Aim of the task ▸
Set the listing down unchanged, minus every embedded image.

The records ▸
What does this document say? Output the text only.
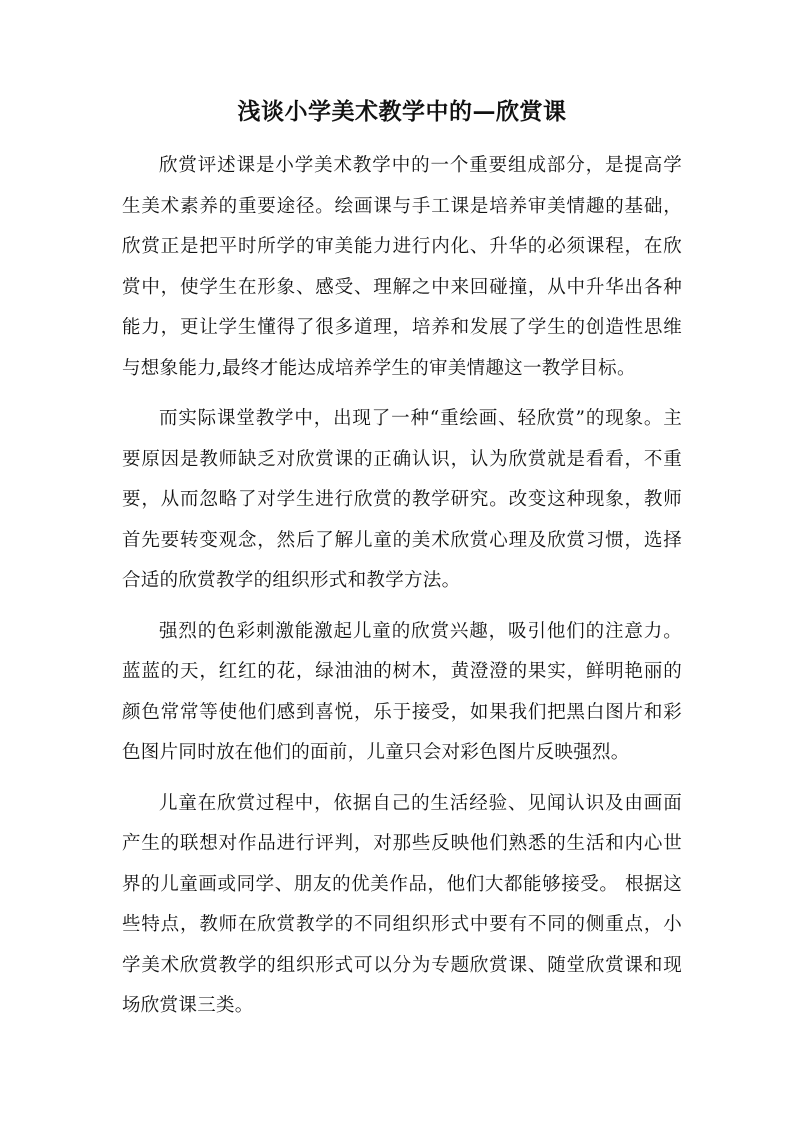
浅谈小学美术教学中的—欣赏课

欣赏评述课是小学美术教学中的一个重要组成部分，是提高学生美术素养的重要途径。绘画课与手工课是培养审美情趣的基础，欣赏正是把平时所学的审美能力进行内化、升华的必须课程，在欣赏中，使学生在形象、感受、理解之中来回碰撞，从中升华出各种能力，更让学生懂得了很多道理，培养和发展了学生的创造性思维与想象能力,最终才能达成培养学生的审美情趣这一教学目标。

而实际课堂教学中，出现了一种“重绘画、轻欣赏”的现象。主要原因是教师缺乏对欣赏课的正确认识，认为欣赏就是看看，不重要，从而忽略了对学生进行欣赏的教学研究。改变这种现象，教师首先要转变观念，然后了解儿童的美术欣赏心理及欣赏习惯，选择合适的欣赏教学的组织形式和教学方法。

强烈的色彩刺激能激起儿童的欣赏兴趣，吸引他们的注意力。蓝蓝的天，红红的花，绿油油的树木，黄澄澄的果实，鲜明艳丽的颜色常常等使他们感到喜悦，乐于接受，如果我们把黑白图片和彩色图片同时放在他们的面前，儿童只会对彩色图片反映强烈。

儿童在欣赏过程中，依据自己的生活经验、见闻认识及由画面产生的联想对作品进行评判，对那些反映他们熟悉的生活和内心世界的儿童画或同学、朋友的优美作品，他们大都能够接受。 根据这些特点，教师在欣赏教学的不同组织形式中要有不同的侧重点，小学美术欣赏教学的组织形式可以分为专题欣赏课、随堂欣赏课和现场欣赏课三类。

Final result ▸
What does this document say? Output the text only.
浅谈小学美术教学中的—欣赏课

欣赏评述课是小学美术教学中的一个重要组成部分，是提高学生美术素养的重要途径。绘画课与手工课是培养审美情趣的基础，欣赏正是把平时所学的审美能力进行内化、升华的必须课程，在欣赏中，使学生在形象、感受、理解之中来回碰撞，从中升华出各种能力，更让学生懂得了很多道理，培养和发展了学生的创造性思维与想象能力,最终才能达成培养学生的审美情趣这一教学目标。

而实际课堂教学中，出现了一种“重绘画、轻欣赏”的现象。主要原因是教师缺乏对欣赏课的正确认识，认为欣赏就是看看，不重要，从而忽略了对学生进行欣赏的教学研究。改变这种现象，教师首先要转变观念，然后了解儿童的美术欣赏心理及欣赏习惯，选择合适的欣赏教学的组织形式和教学方法。

强烈的色彩刺激能激起儿童的欣赏兴趣，吸引他们的注意力。蓝蓝的天，红红的花，绿油油的树木，黄澄澄的果实，鲜明艳丽的颜色常常等使他们感到喜悦，乐于接受，如果我们把黑白图片和彩色图片同时放在他们的面前，儿童只会对彩色图片反映强烈。

儿童在欣赏过程中，依据自己的生活经验、见闻认识及由画面产生的联想对作品进行评判，对那些反映他们熟悉的生活和内心世界的儿童画或同学、朋友的优美作品，他们大都能够接受。 根据这些特点，教师在欣赏教学的不同组织形式中要有不同的侧重点，小学美术欣赏教学的组织形式可以分为专题欣赏课、随堂欣赏课和现场欣赏课三类。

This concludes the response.